◆ **Records to process**
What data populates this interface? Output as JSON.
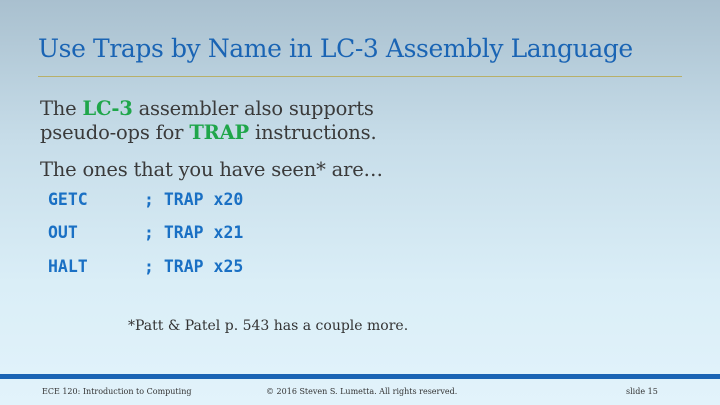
{
  "title": "Use Traps by Name in LC-3 Assembly Language",
  "para1": {
    "line1_a": "The ",
    "line1_hl": "LC-3",
    "line1_b": " assembler also supports",
    "line2_a": "pseudo-ops for ",
    "line2_hl": "TRAP",
    "line2_b": " instructions."
  },
  "para2": "The ones that you have seen* are…",
  "code_lines": [
    {
      "op": "GETC",
      "comment": "; TRAP x20"
    },
    {
      "op": "OUT",
      "comment": "; TRAP x21"
    },
    {
      "op": "HALT",
      "comment": "; TRAP x25"
    }
  ],
  "footnote": "*Patt & Patel p. 543 has a couple more.",
  "footer": {
    "course": "ECE 120: Introduction to Computing",
    "copyright": "© 2016 Steven S. Lumetta.  All rights reserved.",
    "slide": "slide 15"
  },
  "colors": {
    "title": "#1a64b4",
    "highlight": "#1fa64a",
    "code": "#1a70c4",
    "rule": "#b8b06a",
    "footer_band": "#1a64b4"
  }
}
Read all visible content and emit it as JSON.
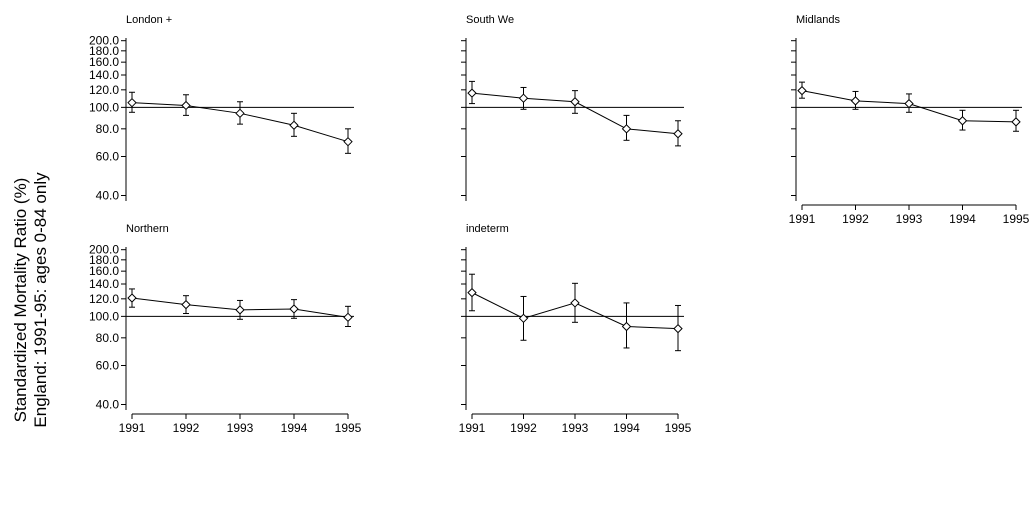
{
  "chart_data": {
    "type": "line",
    "ylabel_line1": "Standardized Mortality Ratio (%)",
    "ylabel_line2": "England: 1991-95: ages 0-84 only",
    "y_scale": "log",
    "ylim": [
      37,
      210
    ],
    "yticks": [
      "40.0",
      "60.0",
      "80.0",
      "100.0",
      "120.0",
      "140.0",
      "160.0",
      "180.0",
      "200.0"
    ],
    "reference_line": 100,
    "x": [
      "1991",
      "1992",
      "1993",
      "1994",
      "1995"
    ],
    "grid": false,
    "panels": [
      {
        "title": "London +",
        "values": [
          105,
          102,
          94,
          83,
          70
        ],
        "lower": [
          95,
          92,
          84,
          74,
          62
        ],
        "upper": [
          117,
          114,
          106,
          94,
          80
        ]
      },
      {
        "title": "South We",
        "values": [
          116,
          110,
          106,
          80,
          76
        ],
        "lower": [
          104,
          98,
          94,
          71,
          67
        ],
        "upper": [
          131,
          123,
          119,
          92,
          87
        ]
      },
      {
        "title": "Midlands",
        "values": [
          119,
          107,
          104,
          87,
          86
        ],
        "lower": [
          110,
          98,
          95,
          79,
          78
        ],
        "upper": [
          130,
          118,
          115,
          97,
          97
        ]
      },
      {
        "title": "Northern",
        "values": [
          121,
          113,
          107,
          108,
          99
        ],
        "lower": [
          110,
          103,
          97,
          98,
          90
        ],
        "upper": [
          133,
          124,
          118,
          119,
          111
        ]
      },
      {
        "title": "indeterm",
        "values": [
          128,
          98,
          115,
          90,
          88
        ],
        "lower": [
          106,
          78,
          94,
          72,
          70
        ],
        "upper": [
          155,
          123,
          141,
          115,
          112
        ]
      }
    ]
  }
}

◆ **What is expected**
Write out the whole listing exactly, and drop the pictures.

◆ **The solution**
What data populates this interface? Output as JSON.
{
  "title": "Use Traps by Name in LC-3 Assembly Language",
  "para1": {
    "line1_a": "The ",
    "line1_hl": "LC-3",
    "line1_b": " assembler also supports",
    "line2_a": "pseudo-ops for ",
    "line2_hl": "TRAP",
    "line2_b": " instructions."
  },
  "para2": "The ones that you have seen* are…",
  "code_lines": [
    {
      "op": "GETC",
      "comment": "; TRAP x20"
    },
    {
      "op": "OUT",
      "comment": "; TRAP x21"
    },
    {
      "op": "HALT",
      "comment": "; TRAP x25"
    }
  ],
  "footnote": "*Patt & Patel p. 543 has a couple more.",
  "footer": {
    "course": "ECE 120: Introduction to Computing",
    "copyright": "© 2016 Steven S. Lumetta.  All rights reserved.",
    "slide": "slide 15"
  },
  "colors": {
    "title": "#1a64b4",
    "highlight": "#1fa64a",
    "code": "#1a70c4",
    "rule": "#b8b06a",
    "footer_band": "#1a64b4"
  }
}
Read all visible content and emit it as JSON.
{
  "chart_data": {
    "type": "line",
    "ylabel_line1": "Standardized Mortality Ratio (%)",
    "ylabel_line2": "England: 1991-95: ages 0-84 only",
    "y_scale": "log",
    "ylim": [
      37,
      210
    ],
    "yticks": [
      "40.0",
      "60.0",
      "80.0",
      "100.0",
      "120.0",
      "140.0",
      "160.0",
      "180.0",
      "200.0"
    ],
    "reference_line": 100,
    "x": [
      "1991",
      "1992",
      "1993",
      "1994",
      "1995"
    ],
    "grid": false,
    "panels": [
      {
        "title": "London +",
        "values": [
          105,
          102,
          94,
          83,
          70
        ],
        "lower": [
          95,
          92,
          84,
          74,
          62
        ],
        "upper": [
          117,
          114,
          106,
          94,
          80
        ]
      },
      {
        "title": "South We",
        "values": [
          116,
          110,
          106,
          80,
          76
        ],
        "lower": [
          104,
          98,
          94,
          71,
          67
        ],
        "upper": [
          131,
          123,
          119,
          92,
          87
        ]
      },
      {
        "title": "Midlands",
        "values": [
          119,
          107,
          104,
          87,
          86
        ],
        "lower": [
          110,
          98,
          95,
          79,
          78
        ],
        "upper": [
          130,
          118,
          115,
          97,
          97
        ]
      },
      {
        "title": "Northern",
        "values": [
          121,
          113,
          107,
          108,
          99
        ],
        "lower": [
          110,
          103,
          97,
          98,
          90
        ],
        "upper": [
          133,
          124,
          118,
          119,
          111
        ]
      },
      {
        "title": "indeterm",
        "values": [
          128,
          98,
          115,
          90,
          88
        ],
        "lower": [
          106,
          78,
          94,
          72,
          70
        ],
        "upper": [
          155,
          123,
          141,
          115,
          112
        ]
      }
    ]
  }
}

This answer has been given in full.